== EXCERPT ==
▼▼▼

FIG. 2 is a perspective view of the inductor element 10 as seen from diagonally below. The first mounting portion 24 and the second mounting portion 26 are exposed from the core 40 on a Z-axis negative direction side which is one side of the second direction. The first mounting portion 24 and the second mounting portion 26 are disposed apart from each other at a predetermined interval in the third direction. Incidentally, the inductor element 10 will be described based on the assumption that a direction where the first core portion 40a and the second core portion 40b face each other is the first direction (X-axis direction), an upward and downward direction orthogonal to the first direction and perpendicular to a mounting surface is the second direction (Z-axis direction), and a direction orthogonal to the first direction and the second direction is the third direction (Y-axis direction).
As illustrated in FIG. 3 that is a front view, the inductor element 10 is used in a state where the first mounting portion 24 and the second mounting portion 26 are mounted on a mounting substrate while taking a posture to face a land (unillustrated). The size (outer dimensions) of the inductor element 10 is not particularly limited and may be, for example, 3 to 20 mm in the X-axis direction, 3 to 20 mm in the Y-axis direction, and 3 to 20 mm in the Z-axis direction.
As illustrated in FIG. 1, except the first mounting portion 24 and the second mounting portion 26 that are exposed below the inductor element 10, the conductor 20 is accommodated inside the core 40. Namely, as illustrated in FIG. 5, the connecting portion 22 that connects the first mounting portion 24 and the second mounting portion 26 is accommodated inside the core 40.
As illustrated in FIG. 5, the connecting portion 22 includes a first connecting portion 22a, a second connecting portion 22b, and a third connecting portion 22c. The first connecting portion 22a has a plate shape extending from the first mounting portion 24 in the second direction (Z-axis direction), and the second connecting portion 22b has a plate shape extending from the second mounting portion 26 in the second direction (Z-axis direction). The third connecting portion 22c connects the first connecting portion 22a and the second connecting portion 22b on the other side of the second direction (Z-axis positive direction side) along the third direction (Y-axis direction).

▲▲▲

Spatial layout entries:
▼▼▼

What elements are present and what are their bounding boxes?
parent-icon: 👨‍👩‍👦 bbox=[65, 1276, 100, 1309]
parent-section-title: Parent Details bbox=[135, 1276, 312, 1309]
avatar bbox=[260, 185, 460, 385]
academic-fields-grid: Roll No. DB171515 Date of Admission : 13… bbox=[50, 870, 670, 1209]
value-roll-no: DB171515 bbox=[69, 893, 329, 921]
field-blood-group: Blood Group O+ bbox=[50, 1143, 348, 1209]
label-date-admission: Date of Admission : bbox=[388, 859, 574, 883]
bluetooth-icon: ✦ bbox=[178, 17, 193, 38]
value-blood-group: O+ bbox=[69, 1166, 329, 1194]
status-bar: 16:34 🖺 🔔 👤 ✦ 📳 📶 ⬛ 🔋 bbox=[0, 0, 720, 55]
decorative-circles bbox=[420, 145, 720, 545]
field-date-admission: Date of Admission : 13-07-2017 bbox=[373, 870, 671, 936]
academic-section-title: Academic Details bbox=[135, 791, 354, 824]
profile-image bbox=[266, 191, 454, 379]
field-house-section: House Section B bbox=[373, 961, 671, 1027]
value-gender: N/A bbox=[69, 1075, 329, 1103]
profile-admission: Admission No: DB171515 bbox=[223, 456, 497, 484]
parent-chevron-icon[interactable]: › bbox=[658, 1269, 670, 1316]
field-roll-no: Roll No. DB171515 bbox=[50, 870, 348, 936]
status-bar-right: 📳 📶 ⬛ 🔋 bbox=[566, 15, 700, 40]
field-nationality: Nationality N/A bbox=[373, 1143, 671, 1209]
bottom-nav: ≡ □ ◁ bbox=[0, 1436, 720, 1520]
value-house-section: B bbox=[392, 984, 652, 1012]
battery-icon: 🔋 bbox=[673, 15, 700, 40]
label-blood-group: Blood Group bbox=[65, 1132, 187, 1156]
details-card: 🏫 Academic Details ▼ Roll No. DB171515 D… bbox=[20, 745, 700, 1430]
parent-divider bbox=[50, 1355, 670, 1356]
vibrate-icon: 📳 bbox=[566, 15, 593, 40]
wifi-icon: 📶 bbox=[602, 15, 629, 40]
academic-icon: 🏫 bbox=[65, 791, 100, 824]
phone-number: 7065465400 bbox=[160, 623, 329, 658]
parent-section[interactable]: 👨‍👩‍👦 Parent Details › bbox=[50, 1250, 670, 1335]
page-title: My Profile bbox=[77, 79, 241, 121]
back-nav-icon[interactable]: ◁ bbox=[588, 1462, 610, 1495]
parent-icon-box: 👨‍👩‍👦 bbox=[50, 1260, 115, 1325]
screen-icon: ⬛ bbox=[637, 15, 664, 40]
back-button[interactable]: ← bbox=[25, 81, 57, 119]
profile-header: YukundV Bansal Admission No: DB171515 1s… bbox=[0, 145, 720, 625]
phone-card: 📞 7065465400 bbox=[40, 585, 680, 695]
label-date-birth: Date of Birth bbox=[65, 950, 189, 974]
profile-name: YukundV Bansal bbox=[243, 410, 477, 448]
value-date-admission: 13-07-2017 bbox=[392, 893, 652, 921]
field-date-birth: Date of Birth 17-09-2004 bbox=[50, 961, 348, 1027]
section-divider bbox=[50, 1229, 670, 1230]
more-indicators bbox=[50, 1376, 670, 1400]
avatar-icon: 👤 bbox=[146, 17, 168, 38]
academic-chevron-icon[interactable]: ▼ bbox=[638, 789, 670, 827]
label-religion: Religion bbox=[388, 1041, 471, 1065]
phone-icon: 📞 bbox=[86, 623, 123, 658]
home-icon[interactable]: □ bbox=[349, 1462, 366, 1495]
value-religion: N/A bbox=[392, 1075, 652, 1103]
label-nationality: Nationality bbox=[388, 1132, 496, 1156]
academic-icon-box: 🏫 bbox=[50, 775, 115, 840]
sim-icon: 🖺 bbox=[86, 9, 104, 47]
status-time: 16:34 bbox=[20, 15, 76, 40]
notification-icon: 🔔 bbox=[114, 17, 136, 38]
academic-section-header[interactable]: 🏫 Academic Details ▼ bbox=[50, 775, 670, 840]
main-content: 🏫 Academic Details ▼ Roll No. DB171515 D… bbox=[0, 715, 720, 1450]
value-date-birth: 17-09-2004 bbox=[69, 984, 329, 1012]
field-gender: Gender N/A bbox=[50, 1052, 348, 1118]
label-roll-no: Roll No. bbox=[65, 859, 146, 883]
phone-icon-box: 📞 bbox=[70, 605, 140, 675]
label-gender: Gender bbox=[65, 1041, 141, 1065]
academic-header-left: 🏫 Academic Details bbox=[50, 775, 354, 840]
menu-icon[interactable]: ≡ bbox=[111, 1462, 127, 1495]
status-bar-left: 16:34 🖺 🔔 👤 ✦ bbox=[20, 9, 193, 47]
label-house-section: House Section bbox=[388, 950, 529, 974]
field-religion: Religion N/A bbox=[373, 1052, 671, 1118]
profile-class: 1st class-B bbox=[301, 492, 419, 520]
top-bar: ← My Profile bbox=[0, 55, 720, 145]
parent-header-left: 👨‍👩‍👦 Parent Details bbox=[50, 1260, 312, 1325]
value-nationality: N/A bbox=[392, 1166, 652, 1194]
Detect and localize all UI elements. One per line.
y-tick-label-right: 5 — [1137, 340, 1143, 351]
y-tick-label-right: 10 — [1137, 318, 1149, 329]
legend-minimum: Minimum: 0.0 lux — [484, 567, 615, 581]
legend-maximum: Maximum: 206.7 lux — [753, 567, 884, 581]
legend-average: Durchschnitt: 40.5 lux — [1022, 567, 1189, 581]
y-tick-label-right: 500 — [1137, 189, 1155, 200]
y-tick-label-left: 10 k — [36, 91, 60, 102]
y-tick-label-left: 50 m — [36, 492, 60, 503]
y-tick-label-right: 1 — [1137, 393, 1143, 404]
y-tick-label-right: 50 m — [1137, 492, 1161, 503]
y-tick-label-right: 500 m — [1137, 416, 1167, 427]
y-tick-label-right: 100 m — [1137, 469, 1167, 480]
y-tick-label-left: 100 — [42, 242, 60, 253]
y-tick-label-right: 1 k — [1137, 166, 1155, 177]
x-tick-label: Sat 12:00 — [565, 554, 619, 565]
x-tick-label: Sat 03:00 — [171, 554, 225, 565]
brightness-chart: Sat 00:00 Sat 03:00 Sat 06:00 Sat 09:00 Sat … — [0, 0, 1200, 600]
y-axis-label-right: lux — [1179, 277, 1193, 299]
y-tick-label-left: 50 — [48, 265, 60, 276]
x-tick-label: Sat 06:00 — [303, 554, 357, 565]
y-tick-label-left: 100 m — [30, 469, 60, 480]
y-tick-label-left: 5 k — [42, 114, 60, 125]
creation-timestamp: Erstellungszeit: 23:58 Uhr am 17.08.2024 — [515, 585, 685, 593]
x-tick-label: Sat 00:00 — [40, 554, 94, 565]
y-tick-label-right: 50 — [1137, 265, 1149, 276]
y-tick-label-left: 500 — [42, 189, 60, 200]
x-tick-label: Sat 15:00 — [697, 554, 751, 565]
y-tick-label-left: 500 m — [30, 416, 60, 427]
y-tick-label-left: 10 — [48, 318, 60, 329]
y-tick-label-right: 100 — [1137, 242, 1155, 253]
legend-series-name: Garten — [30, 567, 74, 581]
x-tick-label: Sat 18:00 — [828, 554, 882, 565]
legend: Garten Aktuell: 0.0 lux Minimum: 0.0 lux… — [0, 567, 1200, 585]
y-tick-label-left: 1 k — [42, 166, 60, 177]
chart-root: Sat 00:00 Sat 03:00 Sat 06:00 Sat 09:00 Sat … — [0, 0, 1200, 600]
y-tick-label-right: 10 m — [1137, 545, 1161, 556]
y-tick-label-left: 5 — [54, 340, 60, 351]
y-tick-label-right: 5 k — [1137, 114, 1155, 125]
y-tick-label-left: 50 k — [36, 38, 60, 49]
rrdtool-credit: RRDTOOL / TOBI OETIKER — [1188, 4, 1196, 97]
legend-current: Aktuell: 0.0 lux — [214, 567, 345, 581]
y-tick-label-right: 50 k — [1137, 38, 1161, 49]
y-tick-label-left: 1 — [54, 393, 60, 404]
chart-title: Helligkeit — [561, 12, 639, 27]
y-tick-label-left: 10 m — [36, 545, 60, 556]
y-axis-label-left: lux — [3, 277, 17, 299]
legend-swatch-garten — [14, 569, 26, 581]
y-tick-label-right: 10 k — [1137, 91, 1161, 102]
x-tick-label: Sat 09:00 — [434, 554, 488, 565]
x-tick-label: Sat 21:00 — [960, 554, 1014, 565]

▲▲▲

== WHAT YOU NEED TO DO ==
1. In the inductor element excerpt, which axis corresponds to the third direction?
2. Write the next part of the inductor element description, starting after its final sentence.

== SOLVED PROBLEMS ==
1. The Y-axis direction.

2.
The connecting portion 22 has a U shape that opens downward (Z-axis negative direction side), and the third connecting portion 22c is disposed on the same plane as the first connecting portion 22a and the second connecting portion 22b. Examples of the material of the conductor 20 including the first mounting portion 24, the second mounting portion 26, and the connecting portion 22 include good conductors of metals such as copper, copper alloys, silver, and nickel; however, the material is not particularly limited as long as the material is conductive. The conductor 20 is formed, for example, by machining a metal plate material. However, the method for forming the conductor 20 is not limited thereto.
FIG. 6 is a cross-sectional view of the inductor element 10. In the first connecting portion 22a and the second connecting portion 22b of the conductor 20, a length L4 along the first direction (X-axis direction) of a cross section orthogonal to the second direction (Z-axis direction) that is the direction of a current is shorter than a length L5 along the third direction (Y-axis direction) of the cross section. In addition, the first connecting portion 22a and the second connecting portion 22b are disposed such that a thickness direction of a plate material forming the first connecting portion 22a and the second connecting portion 22b is the first direction (X-axis direction) and the surface of the plate material is parallel to a Y-Z plane.
Since the length in the first direction (X-axis direction) of the connecting portion 22 described above is short, the length in the first direction (X-axis direction) of the core 40 accommodating the connecting portion 22 can be also shortened. Therefore, the inductor element 10 including the connecting portion 22 described above has an advantage of a reduction in thickness. The cross-sectional area of the first connecting portion 22a and the second connecting portion 22b is appropriately determined according to the value of a current flowing through the conductor 20, the size of the inductor element 10, or the like, and may be, for example, approximately 0.1 to 10 mm2.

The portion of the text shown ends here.